- [Goal]:
Filter the records for lines holding the string "watermark".
### The records
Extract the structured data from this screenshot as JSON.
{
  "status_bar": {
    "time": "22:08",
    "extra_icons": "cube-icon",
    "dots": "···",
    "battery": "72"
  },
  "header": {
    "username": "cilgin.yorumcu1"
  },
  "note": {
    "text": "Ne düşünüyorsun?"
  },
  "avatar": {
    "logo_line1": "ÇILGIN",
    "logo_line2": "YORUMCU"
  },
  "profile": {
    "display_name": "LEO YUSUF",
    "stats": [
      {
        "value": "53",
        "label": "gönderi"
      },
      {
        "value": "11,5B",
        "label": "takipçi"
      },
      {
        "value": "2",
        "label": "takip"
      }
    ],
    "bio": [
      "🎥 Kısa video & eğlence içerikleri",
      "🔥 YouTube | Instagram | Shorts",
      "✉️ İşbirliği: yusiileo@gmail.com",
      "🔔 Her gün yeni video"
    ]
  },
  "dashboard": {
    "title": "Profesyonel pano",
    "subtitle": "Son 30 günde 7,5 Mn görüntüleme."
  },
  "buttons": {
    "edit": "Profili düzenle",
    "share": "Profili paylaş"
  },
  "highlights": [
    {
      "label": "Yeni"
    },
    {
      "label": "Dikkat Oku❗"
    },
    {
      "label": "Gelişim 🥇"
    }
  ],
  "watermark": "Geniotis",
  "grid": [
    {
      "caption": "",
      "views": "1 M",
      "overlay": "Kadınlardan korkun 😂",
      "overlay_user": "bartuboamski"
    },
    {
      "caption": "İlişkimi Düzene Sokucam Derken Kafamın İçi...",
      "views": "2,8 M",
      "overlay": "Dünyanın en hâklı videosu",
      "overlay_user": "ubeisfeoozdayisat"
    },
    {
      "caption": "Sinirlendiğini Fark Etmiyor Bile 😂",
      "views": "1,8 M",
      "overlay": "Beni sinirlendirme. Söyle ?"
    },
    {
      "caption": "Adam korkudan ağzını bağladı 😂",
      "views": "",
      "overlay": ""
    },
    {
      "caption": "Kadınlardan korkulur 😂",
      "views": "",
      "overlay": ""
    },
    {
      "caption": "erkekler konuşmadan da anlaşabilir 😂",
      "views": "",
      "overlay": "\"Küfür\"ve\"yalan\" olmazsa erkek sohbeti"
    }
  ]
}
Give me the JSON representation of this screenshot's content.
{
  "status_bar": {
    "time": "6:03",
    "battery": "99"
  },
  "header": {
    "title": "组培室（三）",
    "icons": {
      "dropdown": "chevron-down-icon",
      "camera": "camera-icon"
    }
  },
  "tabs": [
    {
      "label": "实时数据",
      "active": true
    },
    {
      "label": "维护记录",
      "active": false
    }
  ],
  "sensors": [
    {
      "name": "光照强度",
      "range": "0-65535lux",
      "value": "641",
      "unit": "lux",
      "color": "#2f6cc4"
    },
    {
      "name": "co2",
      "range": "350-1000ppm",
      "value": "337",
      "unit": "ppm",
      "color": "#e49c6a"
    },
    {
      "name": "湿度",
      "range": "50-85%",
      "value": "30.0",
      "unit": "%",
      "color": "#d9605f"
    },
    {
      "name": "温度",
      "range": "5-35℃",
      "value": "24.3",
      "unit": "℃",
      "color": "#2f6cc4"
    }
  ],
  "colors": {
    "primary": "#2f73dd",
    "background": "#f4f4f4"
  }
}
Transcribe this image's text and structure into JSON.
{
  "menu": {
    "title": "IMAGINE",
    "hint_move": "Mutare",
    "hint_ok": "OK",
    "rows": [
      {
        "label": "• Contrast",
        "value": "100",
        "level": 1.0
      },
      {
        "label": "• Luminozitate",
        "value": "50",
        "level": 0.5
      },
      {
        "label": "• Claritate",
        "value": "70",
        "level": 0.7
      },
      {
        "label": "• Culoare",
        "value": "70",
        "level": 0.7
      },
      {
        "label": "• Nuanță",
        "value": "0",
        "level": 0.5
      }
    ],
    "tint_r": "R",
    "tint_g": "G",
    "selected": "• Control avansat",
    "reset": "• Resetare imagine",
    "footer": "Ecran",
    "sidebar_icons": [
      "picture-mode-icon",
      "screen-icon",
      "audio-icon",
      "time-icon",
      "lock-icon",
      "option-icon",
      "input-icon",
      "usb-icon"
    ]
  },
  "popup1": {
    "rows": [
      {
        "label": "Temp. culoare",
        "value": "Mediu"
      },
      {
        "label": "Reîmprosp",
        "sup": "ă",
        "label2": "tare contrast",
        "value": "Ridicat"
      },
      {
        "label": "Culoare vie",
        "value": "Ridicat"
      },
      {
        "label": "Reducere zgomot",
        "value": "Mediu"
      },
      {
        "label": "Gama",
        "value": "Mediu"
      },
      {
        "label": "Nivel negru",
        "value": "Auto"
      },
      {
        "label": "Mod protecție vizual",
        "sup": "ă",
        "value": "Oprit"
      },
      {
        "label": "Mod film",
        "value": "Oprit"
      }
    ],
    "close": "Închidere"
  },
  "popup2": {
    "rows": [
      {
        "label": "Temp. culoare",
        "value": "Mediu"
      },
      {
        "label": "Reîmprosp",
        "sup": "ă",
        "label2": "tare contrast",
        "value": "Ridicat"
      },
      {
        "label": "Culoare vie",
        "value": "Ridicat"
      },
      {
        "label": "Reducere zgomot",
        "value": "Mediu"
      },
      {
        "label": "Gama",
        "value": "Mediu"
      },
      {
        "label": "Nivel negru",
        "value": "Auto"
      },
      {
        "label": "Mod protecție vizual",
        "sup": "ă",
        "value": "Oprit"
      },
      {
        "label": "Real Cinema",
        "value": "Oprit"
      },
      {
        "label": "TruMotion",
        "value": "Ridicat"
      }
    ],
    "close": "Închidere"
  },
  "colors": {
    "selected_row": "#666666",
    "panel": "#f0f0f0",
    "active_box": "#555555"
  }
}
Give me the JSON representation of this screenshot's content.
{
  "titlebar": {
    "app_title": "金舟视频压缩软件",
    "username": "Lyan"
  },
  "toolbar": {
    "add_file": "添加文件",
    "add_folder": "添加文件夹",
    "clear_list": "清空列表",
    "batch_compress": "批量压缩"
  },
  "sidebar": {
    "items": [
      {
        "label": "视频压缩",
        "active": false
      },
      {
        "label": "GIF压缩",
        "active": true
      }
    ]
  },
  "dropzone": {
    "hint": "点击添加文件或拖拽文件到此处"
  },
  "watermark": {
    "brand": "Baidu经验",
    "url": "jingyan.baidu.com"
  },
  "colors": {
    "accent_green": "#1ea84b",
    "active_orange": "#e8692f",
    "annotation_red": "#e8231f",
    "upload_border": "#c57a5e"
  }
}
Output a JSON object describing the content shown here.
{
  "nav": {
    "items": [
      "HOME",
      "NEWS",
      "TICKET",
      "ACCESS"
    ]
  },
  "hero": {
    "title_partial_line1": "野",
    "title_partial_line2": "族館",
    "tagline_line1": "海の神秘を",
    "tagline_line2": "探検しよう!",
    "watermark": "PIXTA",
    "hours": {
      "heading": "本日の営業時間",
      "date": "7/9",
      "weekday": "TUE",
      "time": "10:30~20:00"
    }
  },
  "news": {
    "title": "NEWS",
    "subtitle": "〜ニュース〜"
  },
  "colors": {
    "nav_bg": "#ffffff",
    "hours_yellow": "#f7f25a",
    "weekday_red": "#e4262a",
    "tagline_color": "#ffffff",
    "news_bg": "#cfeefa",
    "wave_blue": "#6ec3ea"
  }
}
######
- [Complete response]:
  "watermark": "Geniotis",
  "watermark": {
    "watermark": "PIXTA",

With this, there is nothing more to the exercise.